- [WORK TO BE COMPLETED] Every entry here needs to be repeated exactly.

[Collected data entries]
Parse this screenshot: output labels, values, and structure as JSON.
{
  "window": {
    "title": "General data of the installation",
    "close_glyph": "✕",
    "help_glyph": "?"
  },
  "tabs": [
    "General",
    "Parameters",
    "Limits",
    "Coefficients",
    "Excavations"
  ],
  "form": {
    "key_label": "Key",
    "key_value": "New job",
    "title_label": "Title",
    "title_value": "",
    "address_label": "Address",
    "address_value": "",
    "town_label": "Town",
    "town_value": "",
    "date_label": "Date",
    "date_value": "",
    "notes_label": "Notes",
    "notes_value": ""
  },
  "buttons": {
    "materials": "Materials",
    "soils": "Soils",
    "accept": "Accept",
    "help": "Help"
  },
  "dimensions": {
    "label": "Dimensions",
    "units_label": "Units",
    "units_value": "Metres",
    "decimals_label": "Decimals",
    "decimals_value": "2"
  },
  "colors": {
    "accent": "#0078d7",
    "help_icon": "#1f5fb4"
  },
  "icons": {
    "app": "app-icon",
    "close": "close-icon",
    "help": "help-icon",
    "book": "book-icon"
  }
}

- [EXPECTED ANSWER]
Parse this screenshot: output labels, values, and structure as JSON.
{
  "window": {
    "title": "General data of the installation",
    "close_glyph": "✕",
    "help_glyph": "?"
  },
  "tabs": [
    "General",
    "Parameters",
    "Limits",
    "Coefficients",
    "Excavations"
  ],
  "form": {
    "key_label": "Key",
    "key_value": "New job",
    "title_label": "Title",
    "title_value": "",
    "address_label": "Address",
    "address_value": "",
    "town_label": "Town",
    "town_value": "",
    "date_label": "Date",
    "date_value": "",
    "notes_label": "Notes",
    "notes_value": ""
  },
  "buttons": {
    "materials": "Materials",
    "soils": "Soils",
    "accept": "Accept",
    "help": "Help"
  },
  "dimensions": {
    "label": "Dimensions",
    "units_label": "Units",
    "units_value": "Metres",
    "decimals_label": "Decimals",
    "decimals_value": "2"
  },
  "colors": {
    "accent": "#0078d7",
    "help_icon": "#1f5fb4"
  },
  "icons": {
    "app": "app-icon",
    "close": "close-icon",
    "help": "help-icon",
    "book": "book-icon"
  }
}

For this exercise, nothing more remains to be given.